** Start of GIVEN ENTRIES **

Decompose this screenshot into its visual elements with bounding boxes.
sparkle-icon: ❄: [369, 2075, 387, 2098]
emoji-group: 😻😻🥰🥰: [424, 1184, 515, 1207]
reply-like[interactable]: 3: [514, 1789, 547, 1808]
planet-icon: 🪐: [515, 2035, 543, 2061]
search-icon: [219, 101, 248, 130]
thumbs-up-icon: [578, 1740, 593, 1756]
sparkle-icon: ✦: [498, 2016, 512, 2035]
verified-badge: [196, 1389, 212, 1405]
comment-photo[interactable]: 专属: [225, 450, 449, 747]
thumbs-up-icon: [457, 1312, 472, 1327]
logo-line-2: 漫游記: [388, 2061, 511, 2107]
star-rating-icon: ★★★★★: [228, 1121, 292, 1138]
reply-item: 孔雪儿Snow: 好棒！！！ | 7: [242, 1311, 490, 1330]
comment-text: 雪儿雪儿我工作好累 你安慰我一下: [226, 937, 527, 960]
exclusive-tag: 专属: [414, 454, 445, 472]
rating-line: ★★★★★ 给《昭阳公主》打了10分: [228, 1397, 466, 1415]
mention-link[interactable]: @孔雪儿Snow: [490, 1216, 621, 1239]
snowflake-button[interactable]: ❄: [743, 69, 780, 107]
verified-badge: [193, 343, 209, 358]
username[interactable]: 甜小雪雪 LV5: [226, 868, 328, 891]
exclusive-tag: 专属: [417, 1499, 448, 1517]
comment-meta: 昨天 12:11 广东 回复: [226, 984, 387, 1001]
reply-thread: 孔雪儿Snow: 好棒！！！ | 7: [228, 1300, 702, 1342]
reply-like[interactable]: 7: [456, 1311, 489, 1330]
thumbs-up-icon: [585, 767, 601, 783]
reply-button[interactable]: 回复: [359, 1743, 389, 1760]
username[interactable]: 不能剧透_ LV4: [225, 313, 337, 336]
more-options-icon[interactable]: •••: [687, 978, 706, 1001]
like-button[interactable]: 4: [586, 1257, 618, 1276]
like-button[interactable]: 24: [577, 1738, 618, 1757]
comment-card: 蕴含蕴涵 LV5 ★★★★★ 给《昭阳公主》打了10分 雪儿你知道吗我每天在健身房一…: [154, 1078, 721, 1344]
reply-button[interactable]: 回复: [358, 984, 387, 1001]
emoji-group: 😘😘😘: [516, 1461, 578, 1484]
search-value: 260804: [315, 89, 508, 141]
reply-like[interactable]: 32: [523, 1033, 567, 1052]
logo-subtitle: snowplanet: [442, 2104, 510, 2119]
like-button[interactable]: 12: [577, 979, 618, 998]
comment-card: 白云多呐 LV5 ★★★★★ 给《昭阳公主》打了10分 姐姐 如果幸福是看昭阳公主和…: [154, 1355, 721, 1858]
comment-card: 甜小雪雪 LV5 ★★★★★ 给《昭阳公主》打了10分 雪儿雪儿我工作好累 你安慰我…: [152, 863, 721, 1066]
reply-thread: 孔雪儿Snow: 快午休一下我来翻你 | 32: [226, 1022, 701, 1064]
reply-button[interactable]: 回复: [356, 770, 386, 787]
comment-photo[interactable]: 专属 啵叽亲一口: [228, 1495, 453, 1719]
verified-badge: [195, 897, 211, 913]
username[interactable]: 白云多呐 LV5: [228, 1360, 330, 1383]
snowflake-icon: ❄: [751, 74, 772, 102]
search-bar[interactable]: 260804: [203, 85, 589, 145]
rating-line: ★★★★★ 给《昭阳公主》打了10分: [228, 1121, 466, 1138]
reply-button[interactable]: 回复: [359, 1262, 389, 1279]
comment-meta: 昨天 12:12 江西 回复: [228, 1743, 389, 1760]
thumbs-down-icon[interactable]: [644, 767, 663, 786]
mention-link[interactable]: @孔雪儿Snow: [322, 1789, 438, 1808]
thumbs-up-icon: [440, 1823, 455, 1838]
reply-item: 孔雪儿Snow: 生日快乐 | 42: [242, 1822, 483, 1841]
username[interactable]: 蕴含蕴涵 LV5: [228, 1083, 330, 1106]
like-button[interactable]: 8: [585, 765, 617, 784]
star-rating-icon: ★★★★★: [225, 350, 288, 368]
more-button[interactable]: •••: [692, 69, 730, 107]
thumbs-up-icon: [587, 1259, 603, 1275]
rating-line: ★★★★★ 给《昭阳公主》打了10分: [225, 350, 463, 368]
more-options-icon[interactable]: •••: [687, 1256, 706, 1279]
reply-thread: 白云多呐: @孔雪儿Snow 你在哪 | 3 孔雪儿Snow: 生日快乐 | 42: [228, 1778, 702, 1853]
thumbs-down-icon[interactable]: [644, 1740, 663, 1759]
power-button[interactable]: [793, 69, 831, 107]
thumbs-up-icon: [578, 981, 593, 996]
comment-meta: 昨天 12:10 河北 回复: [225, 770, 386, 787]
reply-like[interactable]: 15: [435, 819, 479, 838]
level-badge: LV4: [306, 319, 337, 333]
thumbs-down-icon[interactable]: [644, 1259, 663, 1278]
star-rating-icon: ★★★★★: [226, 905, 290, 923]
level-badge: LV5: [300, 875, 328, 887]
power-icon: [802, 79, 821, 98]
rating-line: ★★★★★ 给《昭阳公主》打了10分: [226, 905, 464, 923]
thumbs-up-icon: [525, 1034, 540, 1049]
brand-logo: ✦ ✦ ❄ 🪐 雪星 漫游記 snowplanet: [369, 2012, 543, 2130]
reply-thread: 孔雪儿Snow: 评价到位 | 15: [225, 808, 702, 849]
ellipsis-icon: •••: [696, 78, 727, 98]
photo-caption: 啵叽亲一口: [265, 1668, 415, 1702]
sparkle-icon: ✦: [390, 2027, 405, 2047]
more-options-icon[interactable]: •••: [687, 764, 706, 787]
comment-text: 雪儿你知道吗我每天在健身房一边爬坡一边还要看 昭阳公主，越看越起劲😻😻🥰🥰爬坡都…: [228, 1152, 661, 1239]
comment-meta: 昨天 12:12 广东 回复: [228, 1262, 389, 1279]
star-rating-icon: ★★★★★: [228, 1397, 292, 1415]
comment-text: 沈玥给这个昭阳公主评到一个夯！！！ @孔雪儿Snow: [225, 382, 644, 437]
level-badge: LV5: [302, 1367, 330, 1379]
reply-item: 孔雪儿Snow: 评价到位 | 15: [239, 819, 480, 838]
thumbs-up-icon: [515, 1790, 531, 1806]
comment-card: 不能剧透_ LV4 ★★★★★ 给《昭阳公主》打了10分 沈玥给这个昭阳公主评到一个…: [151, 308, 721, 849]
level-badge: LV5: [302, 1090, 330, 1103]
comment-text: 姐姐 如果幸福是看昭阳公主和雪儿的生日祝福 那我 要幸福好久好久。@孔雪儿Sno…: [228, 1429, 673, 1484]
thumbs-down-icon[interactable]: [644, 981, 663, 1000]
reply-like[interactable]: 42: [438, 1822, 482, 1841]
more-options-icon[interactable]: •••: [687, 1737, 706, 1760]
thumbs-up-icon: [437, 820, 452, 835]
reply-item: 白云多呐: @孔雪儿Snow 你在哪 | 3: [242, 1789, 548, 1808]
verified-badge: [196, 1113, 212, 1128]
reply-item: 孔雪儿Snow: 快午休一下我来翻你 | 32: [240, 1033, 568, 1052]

** End of GIVEN ENTRIES **
** Start of GIVEN ENTRIES **

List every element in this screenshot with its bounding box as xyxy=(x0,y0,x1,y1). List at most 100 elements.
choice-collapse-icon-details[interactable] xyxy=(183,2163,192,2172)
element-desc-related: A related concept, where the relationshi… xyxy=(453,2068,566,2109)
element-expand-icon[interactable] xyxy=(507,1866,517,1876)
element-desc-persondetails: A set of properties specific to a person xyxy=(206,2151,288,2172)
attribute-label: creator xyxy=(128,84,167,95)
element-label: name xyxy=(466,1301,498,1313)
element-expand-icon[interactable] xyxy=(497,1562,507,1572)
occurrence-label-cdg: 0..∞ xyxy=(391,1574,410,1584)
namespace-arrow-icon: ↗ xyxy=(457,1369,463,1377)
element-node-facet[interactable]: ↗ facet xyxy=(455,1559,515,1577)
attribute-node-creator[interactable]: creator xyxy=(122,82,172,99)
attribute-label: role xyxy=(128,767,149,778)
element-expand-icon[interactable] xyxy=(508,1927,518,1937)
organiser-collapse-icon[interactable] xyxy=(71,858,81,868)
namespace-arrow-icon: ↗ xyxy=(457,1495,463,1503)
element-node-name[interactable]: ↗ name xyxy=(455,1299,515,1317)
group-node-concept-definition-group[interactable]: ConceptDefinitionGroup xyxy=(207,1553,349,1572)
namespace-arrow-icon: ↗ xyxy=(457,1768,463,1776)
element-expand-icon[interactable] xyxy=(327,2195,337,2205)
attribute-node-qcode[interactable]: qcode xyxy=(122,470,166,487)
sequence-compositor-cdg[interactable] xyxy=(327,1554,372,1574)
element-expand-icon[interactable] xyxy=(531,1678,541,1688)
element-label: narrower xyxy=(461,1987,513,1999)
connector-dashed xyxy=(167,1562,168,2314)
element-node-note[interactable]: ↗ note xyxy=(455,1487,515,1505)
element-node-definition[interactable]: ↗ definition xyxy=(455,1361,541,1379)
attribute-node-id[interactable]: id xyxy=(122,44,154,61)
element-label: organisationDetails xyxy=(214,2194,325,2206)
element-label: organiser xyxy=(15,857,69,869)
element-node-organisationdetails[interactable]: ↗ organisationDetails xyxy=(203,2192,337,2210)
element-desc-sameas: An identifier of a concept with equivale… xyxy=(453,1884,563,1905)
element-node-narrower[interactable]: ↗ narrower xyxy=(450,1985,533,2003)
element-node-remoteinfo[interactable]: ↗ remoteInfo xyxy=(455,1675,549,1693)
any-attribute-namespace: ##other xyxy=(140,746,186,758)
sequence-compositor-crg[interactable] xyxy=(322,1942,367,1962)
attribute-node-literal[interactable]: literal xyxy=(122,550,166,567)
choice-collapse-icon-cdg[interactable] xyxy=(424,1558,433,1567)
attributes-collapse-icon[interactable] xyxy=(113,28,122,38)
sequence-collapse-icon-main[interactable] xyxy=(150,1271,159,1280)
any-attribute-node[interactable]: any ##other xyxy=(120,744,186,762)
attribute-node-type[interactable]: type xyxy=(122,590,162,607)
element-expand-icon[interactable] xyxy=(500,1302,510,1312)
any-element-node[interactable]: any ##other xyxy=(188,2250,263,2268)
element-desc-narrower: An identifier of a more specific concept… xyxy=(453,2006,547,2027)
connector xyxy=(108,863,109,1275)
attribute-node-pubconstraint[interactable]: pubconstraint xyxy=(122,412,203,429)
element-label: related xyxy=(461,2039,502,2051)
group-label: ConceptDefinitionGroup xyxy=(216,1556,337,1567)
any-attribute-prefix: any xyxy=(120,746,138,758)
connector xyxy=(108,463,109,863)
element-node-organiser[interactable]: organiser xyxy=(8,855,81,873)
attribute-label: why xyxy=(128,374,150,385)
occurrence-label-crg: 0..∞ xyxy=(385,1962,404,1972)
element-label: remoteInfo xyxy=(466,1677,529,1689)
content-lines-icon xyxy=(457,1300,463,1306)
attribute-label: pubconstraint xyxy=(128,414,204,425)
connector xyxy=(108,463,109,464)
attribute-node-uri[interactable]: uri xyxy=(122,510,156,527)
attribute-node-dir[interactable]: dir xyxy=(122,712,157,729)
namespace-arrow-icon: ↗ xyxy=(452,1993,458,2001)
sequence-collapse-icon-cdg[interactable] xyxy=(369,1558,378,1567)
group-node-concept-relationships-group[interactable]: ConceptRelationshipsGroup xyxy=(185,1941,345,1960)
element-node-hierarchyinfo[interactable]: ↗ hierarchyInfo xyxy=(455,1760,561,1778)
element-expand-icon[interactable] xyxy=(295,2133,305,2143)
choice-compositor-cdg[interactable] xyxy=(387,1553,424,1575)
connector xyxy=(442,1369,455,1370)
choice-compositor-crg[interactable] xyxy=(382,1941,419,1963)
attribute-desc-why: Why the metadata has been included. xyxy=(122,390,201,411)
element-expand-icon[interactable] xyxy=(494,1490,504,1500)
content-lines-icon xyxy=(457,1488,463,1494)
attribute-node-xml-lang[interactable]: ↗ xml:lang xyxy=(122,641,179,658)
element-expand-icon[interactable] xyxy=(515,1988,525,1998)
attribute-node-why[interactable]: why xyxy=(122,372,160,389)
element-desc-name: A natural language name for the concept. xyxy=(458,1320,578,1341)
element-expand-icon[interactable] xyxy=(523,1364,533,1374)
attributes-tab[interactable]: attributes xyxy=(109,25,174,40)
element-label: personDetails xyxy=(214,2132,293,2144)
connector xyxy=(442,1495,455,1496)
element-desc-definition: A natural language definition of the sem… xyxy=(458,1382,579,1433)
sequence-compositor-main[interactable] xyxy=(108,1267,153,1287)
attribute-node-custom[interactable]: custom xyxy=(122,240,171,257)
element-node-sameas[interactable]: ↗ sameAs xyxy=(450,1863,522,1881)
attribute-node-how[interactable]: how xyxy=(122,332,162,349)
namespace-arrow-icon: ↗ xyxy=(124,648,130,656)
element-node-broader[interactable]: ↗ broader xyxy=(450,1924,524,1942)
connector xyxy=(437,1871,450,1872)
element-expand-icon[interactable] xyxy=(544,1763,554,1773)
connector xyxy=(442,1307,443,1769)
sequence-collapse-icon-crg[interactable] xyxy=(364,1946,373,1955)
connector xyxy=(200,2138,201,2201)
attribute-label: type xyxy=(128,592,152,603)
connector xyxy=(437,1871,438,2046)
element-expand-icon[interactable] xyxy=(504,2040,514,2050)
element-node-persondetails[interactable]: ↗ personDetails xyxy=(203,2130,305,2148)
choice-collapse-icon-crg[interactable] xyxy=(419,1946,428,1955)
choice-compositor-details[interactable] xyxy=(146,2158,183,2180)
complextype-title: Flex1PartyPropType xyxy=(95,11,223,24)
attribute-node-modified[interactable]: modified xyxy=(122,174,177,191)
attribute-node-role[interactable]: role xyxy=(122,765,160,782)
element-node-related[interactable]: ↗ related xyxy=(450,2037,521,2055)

** End of GIVEN ENTRIES **

Rewrite everything in the records from the line containing "Decompose this screenshot" down to the line containing "search-value: 260804: [315, 89, 508, 141]", both ends included, as a JSON list of strings with one string per line. Leave out any blank lines.

> **EXERCISE RESPONSE**:
[
  "Decompose this screenshot into its visual elements with bounding boxes.",
  "sparkle-icon: ❄: [369, 2075, 387, 2098]",
  "emoji-group: 😻😻🥰🥰: [424, 1184, 515, 1207]",
  "reply-like[interactable]: 3: [514, 1789, 547, 1808]",
  "planet-icon: 🪐: [515, 2035, 543, 2061]",
  "search-icon: [219, 101, 248, 130]",
  "thumbs-up-icon: [578, 1740, 593, 1756]",
  "sparkle-icon: ✦: [498, 2016, 512, 2035]",
  "verified-badge: [196, 1389, 212, 1405]",
  "comment-photo[interactable]: 专属: [225, 450, 449, 747]",
  "thumbs-up-icon: [457, 1312, 472, 1327]",
  "logo-line-2: 漫游記: [388, 2061, 511, 2107]",
  "star-rating-icon: ★★★★★: [228, 1121, 292, 1138]",
  "reply-item: 孔雪儿Snow: 好棒！！！ | 7: [242, 1311, 490, 1330]",
  "comment-text: 雪儿雪儿我工作好累 你安慰我一下: [226, 937, 527, 960]",
  "exclusive-tag: 专属: [414, 454, 445, 472]",
  "rating-line: ★★★★★ 给《昭阳公主》打了10分: [228, 1397, 466, 1415]",
  "mention-link[interactable]: @孔雪儿Snow: [490, 1216, 621, 1239]",
  "snowflake-button[interactable]: ❄: [743, 69, 780, 107]",
  "verified-badge: [193, 343, 209, 358]",
  "username[interactable]: 甜小雪雪 LV5: [226, 868, 328, 891]",
  "exclusive-tag: 专属: [417, 1499, 448, 1517]",
  "comment-meta: 昨天 12:11 广东 回复: [226, 984, 387, 1001]",
  "reply-thread: 孔雪儿Snow: 好棒！！！ | 7: [228, 1300, 702, 1342]",
  "reply-like[interactable]: 7: [456, 1311, 489, 1330]",
  "thumbs-up-icon: [585, 767, 601, 783]",
  "reply-button[interactable]: 回复: [359, 1743, 389, 1760]",
  "username[interactable]: 不能剧透_ LV4: [225, 313, 337, 336]",
  "more-options-icon[interactable]: •••: [687, 978, 706, 1001]",
  "like-button[interactable]: 4: [586, 1257, 618, 1276]",
  "like-button[interactable]: 24: [577, 1738, 618, 1757]",
  "comment-card: 蕴含蕴涵 LV5 ★★★★★ 给《昭阳公主》打了10分 雪儿你知道吗我每天在健身房一…: [154, 1078, 721, 1344]",
  "reply-button[interactable]: 回复: [358, 984, 387, 1001]",
  "emoji-group: 😘😘😘: [516, 1461, 578, 1484]",
  "search-value: 260804: [315, 89, 508, 141]"
]